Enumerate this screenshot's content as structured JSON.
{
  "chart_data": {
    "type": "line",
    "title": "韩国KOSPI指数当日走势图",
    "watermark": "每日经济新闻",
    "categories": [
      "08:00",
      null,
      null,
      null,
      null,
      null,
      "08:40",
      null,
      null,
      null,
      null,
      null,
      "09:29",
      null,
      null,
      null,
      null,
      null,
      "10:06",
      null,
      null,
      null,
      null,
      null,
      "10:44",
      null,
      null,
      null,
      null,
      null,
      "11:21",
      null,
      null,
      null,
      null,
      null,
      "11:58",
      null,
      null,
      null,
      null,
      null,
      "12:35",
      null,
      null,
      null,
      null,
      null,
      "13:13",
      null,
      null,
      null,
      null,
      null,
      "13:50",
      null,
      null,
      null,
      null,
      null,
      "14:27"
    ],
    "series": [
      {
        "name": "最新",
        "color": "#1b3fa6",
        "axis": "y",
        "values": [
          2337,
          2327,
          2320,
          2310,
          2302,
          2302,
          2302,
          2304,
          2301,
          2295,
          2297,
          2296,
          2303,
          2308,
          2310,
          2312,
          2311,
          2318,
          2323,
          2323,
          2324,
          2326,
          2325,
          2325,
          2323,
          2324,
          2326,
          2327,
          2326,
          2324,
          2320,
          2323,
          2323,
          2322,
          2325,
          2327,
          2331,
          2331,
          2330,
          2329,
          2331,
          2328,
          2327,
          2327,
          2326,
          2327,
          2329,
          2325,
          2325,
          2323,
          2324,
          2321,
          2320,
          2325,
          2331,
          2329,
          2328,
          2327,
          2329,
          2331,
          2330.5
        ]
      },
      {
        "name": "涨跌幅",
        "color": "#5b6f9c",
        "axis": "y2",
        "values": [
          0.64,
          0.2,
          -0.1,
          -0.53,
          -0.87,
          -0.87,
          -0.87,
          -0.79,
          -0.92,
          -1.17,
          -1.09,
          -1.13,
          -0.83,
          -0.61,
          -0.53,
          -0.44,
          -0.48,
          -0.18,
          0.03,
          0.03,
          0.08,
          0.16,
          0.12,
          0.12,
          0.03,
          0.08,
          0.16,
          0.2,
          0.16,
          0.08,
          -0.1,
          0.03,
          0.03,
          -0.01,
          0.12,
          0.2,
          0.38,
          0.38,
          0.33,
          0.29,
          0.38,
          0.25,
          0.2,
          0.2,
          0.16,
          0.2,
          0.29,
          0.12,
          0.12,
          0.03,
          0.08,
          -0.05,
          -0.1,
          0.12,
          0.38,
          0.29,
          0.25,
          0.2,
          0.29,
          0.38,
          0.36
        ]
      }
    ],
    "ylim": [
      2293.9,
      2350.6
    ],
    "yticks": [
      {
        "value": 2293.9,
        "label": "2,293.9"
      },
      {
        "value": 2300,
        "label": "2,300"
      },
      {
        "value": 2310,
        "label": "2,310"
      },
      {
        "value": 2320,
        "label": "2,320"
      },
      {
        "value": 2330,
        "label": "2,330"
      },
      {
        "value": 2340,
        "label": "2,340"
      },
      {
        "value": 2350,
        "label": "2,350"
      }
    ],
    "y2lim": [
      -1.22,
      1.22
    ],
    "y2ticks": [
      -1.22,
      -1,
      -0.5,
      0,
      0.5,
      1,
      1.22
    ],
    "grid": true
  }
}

▶ **WHAT IS REQUIRED**
Every entry in the listing must be retyped exactly.

▶ **ANSWER TO THE TASK**
Enumerate this screenshot's content as structured JSON.
{
  "chart_data": {
    "type": "line",
    "title": "韩国KOSPI指数当日走势图",
    "watermark": "每日经济新闻",
    "categories": [
      "08:00",
      null,
      null,
      null,
      null,
      null,
      "08:40",
      null,
      null,
      null,
      null,
      null,
      "09:29",
      null,
      null,
      null,
      null,
      null,
      "10:06",
      null,
      null,
      null,
      null,
      null,
      "10:44",
      null,
      null,
      null,
      null,
      null,
      "11:21",
      null,
      null,
      null,
      null,
      null,
      "11:58",
      null,
      null,
      null,
      null,
      null,
      "12:35",
      null,
      null,
      null,
      null,
      null,
      "13:13",
      null,
      null,
      null,
      null,
      null,
      "13:50",
      null,
      null,
      null,
      null,
      null,
      "14:27"
    ],
    "series": [
      {
        "name": "最新",
        "color": "#1b3fa6",
        "axis": "y",
        "values": [
          2337,
          2327,
          2320,
          2310,
          2302,
          2302,
          2302,
          2304,
          2301,
          2295,
          2297,
          2296,
          2303,
          2308,
          2310,
          2312,
          2311,
          2318,
          2323,
          2323,
          2324,
          2326,
          2325,
          2325,
          2323,
          2324,
          2326,
          2327,
          2326,
          2324,
          2320,
          2323,
          2323,
          2322,
          2325,
          2327,
          2331,
          2331,
          2330,
          2329,
          2331,
          2328,
          2327,
          2327,
          2326,
          2327,
          2329,
          2325,
          2325,
          2323,
          2324,
          2321,
          2320,
          2325,
          2331,
          2329,
          2328,
          2327,
          2329,
          2331,
          2330.5
        ]
      },
      {
        "name": "涨跌幅",
        "color": "#5b6f9c",
        "axis": "y2",
        "values": [
          0.64,
          0.2,
          -0.1,
          -0.53,
          -0.87,
          -0.87,
          -0.87,
          -0.79,
          -0.92,
          -1.17,
          -1.09,
          -1.13,
          -0.83,
          -0.61,
          -0.53,
          -0.44,
          -0.48,
          -0.18,
          0.03,
          0.03,
          0.08,
          0.16,
          0.12,
          0.12,
          0.03,
          0.08,
          0.16,
          0.2,
          0.16,
          0.08,
          -0.1,
          0.03,
          0.03,
          -0.01,
          0.12,
          0.2,
          0.38,
          0.38,
          0.33,
          0.29,
          0.38,
          0.25,
          0.2,
          0.2,
          0.16,
          0.2,
          0.29,
          0.12,
          0.12,
          0.03,
          0.08,
          -0.05,
          -0.1,
          0.12,
          0.38,
          0.29,
          0.25,
          0.2,
          0.29,
          0.38,
          0.36
        ]
      }
    ],
    "ylim": [
      2293.9,
      2350.6
    ],
    "yticks": [
      {
        "value": 2293.9,
        "label": "2,293.9"
      },
      {
        "value": 2300,
        "label": "2,300"
      },
      {
        "value": 2310,
        "label": "2,310"
      },
      {
        "value": 2320,
        "label": "2,320"
      },
      {
        "value": 2330,
        "label": "2,330"
      },
      {
        "value": 2340,
        "label": "2,340"
      },
      {
        "value": 2350,
        "label": "2,350"
      }
    ],
    "y2lim": [
      -1.22,
      1.22
    ],
    "y2ticks": [
      -1.22,
      -1,
      -0.5,
      0,
      0.5,
      1,
      1.22
    ],
    "grid": true
  }
}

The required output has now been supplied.